[Start Record excerpts]

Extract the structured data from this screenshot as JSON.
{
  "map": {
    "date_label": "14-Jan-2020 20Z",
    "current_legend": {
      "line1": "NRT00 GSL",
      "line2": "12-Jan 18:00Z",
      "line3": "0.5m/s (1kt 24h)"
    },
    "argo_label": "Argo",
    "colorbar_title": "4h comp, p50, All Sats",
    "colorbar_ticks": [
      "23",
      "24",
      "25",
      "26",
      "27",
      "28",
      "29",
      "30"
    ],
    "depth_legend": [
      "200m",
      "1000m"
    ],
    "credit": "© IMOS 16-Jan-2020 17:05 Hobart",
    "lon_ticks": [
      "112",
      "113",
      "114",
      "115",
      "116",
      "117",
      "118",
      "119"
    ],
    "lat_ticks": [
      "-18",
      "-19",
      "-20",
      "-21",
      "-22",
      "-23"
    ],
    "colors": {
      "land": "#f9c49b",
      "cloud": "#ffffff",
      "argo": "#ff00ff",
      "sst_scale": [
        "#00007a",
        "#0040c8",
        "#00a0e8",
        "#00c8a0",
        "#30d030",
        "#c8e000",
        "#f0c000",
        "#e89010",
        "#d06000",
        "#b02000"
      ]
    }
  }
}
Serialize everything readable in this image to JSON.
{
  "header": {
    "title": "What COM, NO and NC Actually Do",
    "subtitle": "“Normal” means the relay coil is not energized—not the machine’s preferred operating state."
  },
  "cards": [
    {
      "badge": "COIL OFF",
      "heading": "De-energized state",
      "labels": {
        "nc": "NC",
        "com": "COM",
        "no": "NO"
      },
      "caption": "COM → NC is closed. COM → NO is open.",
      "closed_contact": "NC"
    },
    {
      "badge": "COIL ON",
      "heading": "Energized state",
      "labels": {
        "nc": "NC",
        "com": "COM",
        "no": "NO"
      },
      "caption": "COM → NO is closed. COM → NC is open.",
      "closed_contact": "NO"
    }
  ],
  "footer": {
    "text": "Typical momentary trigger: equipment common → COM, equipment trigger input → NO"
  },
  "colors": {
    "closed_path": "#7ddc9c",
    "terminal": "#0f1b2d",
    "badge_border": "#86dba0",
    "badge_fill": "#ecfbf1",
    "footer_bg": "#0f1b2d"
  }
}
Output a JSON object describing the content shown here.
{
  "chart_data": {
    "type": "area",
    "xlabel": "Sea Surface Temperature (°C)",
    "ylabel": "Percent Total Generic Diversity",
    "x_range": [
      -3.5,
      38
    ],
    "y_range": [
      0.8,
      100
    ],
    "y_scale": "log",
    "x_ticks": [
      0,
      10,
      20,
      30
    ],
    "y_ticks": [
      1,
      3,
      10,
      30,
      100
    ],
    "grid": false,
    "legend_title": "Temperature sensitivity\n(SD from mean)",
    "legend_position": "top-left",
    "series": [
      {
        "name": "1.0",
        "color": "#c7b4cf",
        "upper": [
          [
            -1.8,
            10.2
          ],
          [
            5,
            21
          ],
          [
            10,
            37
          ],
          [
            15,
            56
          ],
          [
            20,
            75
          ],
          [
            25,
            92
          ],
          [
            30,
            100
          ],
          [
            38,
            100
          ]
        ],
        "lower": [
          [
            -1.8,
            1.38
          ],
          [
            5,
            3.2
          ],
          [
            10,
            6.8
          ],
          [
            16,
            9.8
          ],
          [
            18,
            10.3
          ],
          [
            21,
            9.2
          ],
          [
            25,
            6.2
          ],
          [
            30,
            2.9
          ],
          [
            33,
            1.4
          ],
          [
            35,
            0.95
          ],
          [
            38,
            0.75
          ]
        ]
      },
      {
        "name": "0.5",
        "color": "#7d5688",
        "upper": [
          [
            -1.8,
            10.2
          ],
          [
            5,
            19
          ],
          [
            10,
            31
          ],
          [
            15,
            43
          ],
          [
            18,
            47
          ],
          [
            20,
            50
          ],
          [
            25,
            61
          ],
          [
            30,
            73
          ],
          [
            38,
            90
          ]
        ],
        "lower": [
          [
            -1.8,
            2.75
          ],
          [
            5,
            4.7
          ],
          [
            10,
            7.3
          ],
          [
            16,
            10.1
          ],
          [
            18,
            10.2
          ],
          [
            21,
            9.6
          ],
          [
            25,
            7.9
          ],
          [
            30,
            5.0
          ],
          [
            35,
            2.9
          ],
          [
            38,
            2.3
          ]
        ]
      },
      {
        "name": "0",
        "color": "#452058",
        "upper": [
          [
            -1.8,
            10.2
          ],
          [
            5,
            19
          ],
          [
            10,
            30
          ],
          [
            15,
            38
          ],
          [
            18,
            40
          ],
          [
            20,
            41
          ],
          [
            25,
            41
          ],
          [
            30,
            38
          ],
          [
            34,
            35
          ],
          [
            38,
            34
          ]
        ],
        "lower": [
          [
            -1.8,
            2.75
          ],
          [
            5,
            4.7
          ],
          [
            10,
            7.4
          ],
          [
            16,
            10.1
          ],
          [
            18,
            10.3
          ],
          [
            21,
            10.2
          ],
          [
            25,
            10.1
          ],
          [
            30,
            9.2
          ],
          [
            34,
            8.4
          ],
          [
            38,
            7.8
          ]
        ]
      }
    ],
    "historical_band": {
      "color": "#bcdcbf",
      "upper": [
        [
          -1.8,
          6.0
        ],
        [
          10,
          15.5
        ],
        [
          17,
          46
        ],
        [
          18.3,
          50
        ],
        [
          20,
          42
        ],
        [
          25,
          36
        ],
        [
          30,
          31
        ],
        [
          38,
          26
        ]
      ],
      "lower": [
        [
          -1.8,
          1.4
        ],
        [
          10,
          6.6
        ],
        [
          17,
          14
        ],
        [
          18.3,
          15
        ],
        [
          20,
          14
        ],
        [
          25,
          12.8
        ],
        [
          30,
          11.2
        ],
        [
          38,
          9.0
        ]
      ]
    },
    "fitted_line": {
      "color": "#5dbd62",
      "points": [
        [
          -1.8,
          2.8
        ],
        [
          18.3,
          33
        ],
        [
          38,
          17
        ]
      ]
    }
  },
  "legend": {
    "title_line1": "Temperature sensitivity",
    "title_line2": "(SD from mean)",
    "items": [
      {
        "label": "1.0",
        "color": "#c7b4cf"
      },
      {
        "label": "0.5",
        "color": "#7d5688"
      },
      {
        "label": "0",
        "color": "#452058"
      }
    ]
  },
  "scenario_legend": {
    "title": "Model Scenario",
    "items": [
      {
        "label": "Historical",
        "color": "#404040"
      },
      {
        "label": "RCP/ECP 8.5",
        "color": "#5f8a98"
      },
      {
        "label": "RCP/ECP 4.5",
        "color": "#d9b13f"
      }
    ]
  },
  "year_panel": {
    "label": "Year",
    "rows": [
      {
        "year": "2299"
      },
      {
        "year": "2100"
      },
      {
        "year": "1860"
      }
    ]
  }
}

[End Record excerpts]

Stated task -
Go through the records and print each one exactly.

Answer to the problem -
Extract the structured data from this screenshot as JSON.
{
  "map": {
    "date_label": "14-Jan-2020 20Z",
    "current_legend": {
      "line1": "NRT00 GSL",
      "line2": "12-Jan 18:00Z",
      "line3": "0.5m/s (1kt 24h)"
    },
    "argo_label": "Argo",
    "colorbar_title": "4h comp, p50, All Sats",
    "colorbar_ticks": [
      "23",
      "24",
      "25",
      "26",
      "27",
      "28",
      "29",
      "30"
    ],
    "depth_legend": [
      "200m",
      "1000m"
    ],
    "credit": "© IMOS 16-Jan-2020 17:05 Hobart",
    "lon_ticks": [
      "112",
      "113",
      "114",
      "115",
      "116",
      "117",
      "118",
      "119"
    ],
    "lat_ticks": [
      "-18",
      "-19",
      "-20",
      "-21",
      "-22",
      "-23"
    ],
    "colors": {
      "land": "#f9c49b",
      "cloud": "#ffffff",
      "argo": "#ff00ff",
      "sst_scale": [
        "#00007a",
        "#0040c8",
        "#00a0e8",
        "#00c8a0",
        "#30d030",
        "#c8e000",
        "#f0c000",
        "#e89010",
        "#d06000",
        "#b02000"
      ]
    }
  }
}
Serialize everything readable in this image to JSON.
{
  "header": {
    "title": "What COM, NO and NC Actually Do",
    "subtitle": "“Normal” means the relay coil is not energized—not the machine’s preferred operating state."
  },
  "cards": [
    {
      "badge": "COIL OFF",
      "heading": "De-energized state",
      "labels": {
        "nc": "NC",
        "com": "COM",
        "no": "NO"
      },
      "caption": "COM → NC is closed. COM → NO is open.",
      "closed_contact": "NC"
    },
    {
      "badge": "COIL ON",
      "heading": "Energized state",
      "labels": {
        "nc": "NC",
        "com": "COM",
        "no": "NO"
      },
      "caption": "COM → NO is closed. COM → NC is open.",
      "closed_contact": "NO"
    }
  ],
  "footer": {
    "text": "Typical momentary trigger: equipment common → COM, equipment trigger input → NO"
  },
  "colors": {
    "closed_path": "#7ddc9c",
    "terminal": "#0f1b2d",
    "badge_border": "#86dba0",
    "badge_fill": "#ecfbf1",
    "footer_bg": "#0f1b2d"
  }
}
Output a JSON object describing the content shown here.
{
  "chart_data": {
    "type": "area",
    "xlabel": "Sea Surface Temperature (°C)",
    "ylabel": "Percent Total Generic Diversity",
    "x_range": [
      -3.5,
      38
    ],
    "y_range": [
      0.8,
      100
    ],
    "y_scale": "log",
    "x_ticks": [
      0,
      10,
      20,
      30
    ],
    "y_ticks": [
      1,
      3,
      10,
      30,
      100
    ],
    "grid": false,
    "legend_title": "Temperature sensitivity\n(SD from mean)",
    "legend_position": "top-left",
    "series": [
      {
        "name": "1.0",
        "color": "#c7b4cf",
        "upper": [
          [
            -1.8,
            10.2
          ],
          [
            5,
            21
          ],
          [
            10,
            37
          ],
          [
            15,
            56
          ],
          [
            20,
            75
          ],
          [
            25,
            92
          ],
          [
            30,
            100
          ],
          [
            38,
            100
          ]
        ],
        "lower": [
          [
            -1.8,
            1.38
          ],
          [
            5,
            3.2
          ],
          [
            10,
            6.8
          ],
          [
            16,
            9.8
          ],
          [
            18,
            10.3
          ],
          [
            21,
            9.2
          ],
          [
            25,
            6.2
          ],
          [
            30,
            2.9
          ],
          [
            33,
            1.4
          ],
          [
            35,
            0.95
          ],
          [
            38,
            0.75
          ]
        ]
      },
      {
        "name": "0.5",
        "color": "#7d5688",
        "upper": [
          [
            -1.8,
            10.2
          ],
          [
            5,
            19
          ],
          [
            10,
            31
          ],
          [
            15,
            43
          ],
          [
            18,
            47
          ],
          [
            20,
            50
          ],
          [
            25,
            61
          ],
          [
            30,
            73
          ],
          [
            38,
            90
          ]
        ],
        "lower": [
          [
            -1.8,
            2.75
          ],
          [
            5,
            4.7
          ],
          [
            10,
            7.3
          ],
          [
            16,
            10.1
          ],
          [
            18,
            10.2
          ],
          [
            21,
            9.6
          ],
          [
            25,
            7.9
          ],
          [
            30,
            5.0
          ],
          [
            35,
            2.9
          ],
          [
            38,
            2.3
          ]
        ]
      },
      {
        "name": "0",
        "color": "#452058",
        "upper": [
          [
            -1.8,
            10.2
          ],
          [
            5,
            19
          ],
          [
            10,
            30
          ],
          [
            15,
            38
          ],
          [
            18,
            40
          ],
          [
            20,
            41
          ],
          [
            25,
            41
          ],
          [
            30,
            38
          ],
          [
            34,
            35
          ],
          [
            38,
            34
          ]
        ],
        "lower": [
          [
            -1.8,
            2.75
          ],
          [
            5,
            4.7
          ],
          [
            10,
            7.4
          ],
          [
            16,
            10.1
          ],
          [
            18,
            10.3
          ],
          [
            21,
            10.2
          ],
          [
            25,
            10.1
          ],
          [
            30,
            9.2
          ],
          [
            34,
            8.4
          ],
          [
            38,
            7.8
          ]
        ]
      }
    ],
    "historical_band": {
      "color": "#bcdcbf",
      "upper": [
        [
          -1.8,
          6.0
        ],
        [
          10,
          15.5
        ],
        [
          17,
          46
        ],
        [
          18.3,
          50
        ],
        [
          20,
          42
        ],
        [
          25,
          36
        ],
        [
          30,
          31
        ],
        [
          38,
          26
        ]
      ],
      "lower": [
        [
          -1.8,
          1.4
        ],
        [
          10,
          6.6
        ],
        [
          17,
          14
        ],
        [
          18.3,
          15
        ],
        [
          20,
          14
        ],
        [
          25,
          12.8
        ],
        [
          30,
          11.2
        ],
        [
          38,
          9.0
        ]
      ]
    },
    "fitted_line": {
      "color": "#5dbd62",
      "points": [
        [
          -1.8,
          2.8
        ],
        [
          18.3,
          33
        ],
        [
          38,
          17
        ]
      ]
    }
  },
  "legend": {
    "title_line1": "Temperature sensitivity",
    "title_line2": "(SD from mean)",
    "items": [
      {
        "label": "1.0",
        "color": "#c7b4cf"
      },
      {
        "label": "0.5",
        "color": "#7d5688"
      },
      {
        "label": "0",
        "color": "#452058"
      }
    ]
  },
  "scenario_legend": {
    "title": "Model Scenario",
    "items": [
      {
        "label": "Historical",
        "color": "#404040"
      },
      {
        "label": "RCP/ECP 8.5",
        "color": "#5f8a98"
      },
      {
        "label": "RCP/ECP 4.5",
        "color": "#d9b13f"
      }
    ]
  },
  "year_panel": {
    "label": "Year",
    "rows": [
      {
        "year": "2299"
      },
      {
        "year": "2100"
      },
      {
        "year": "1860"
      }
    ]
  }
}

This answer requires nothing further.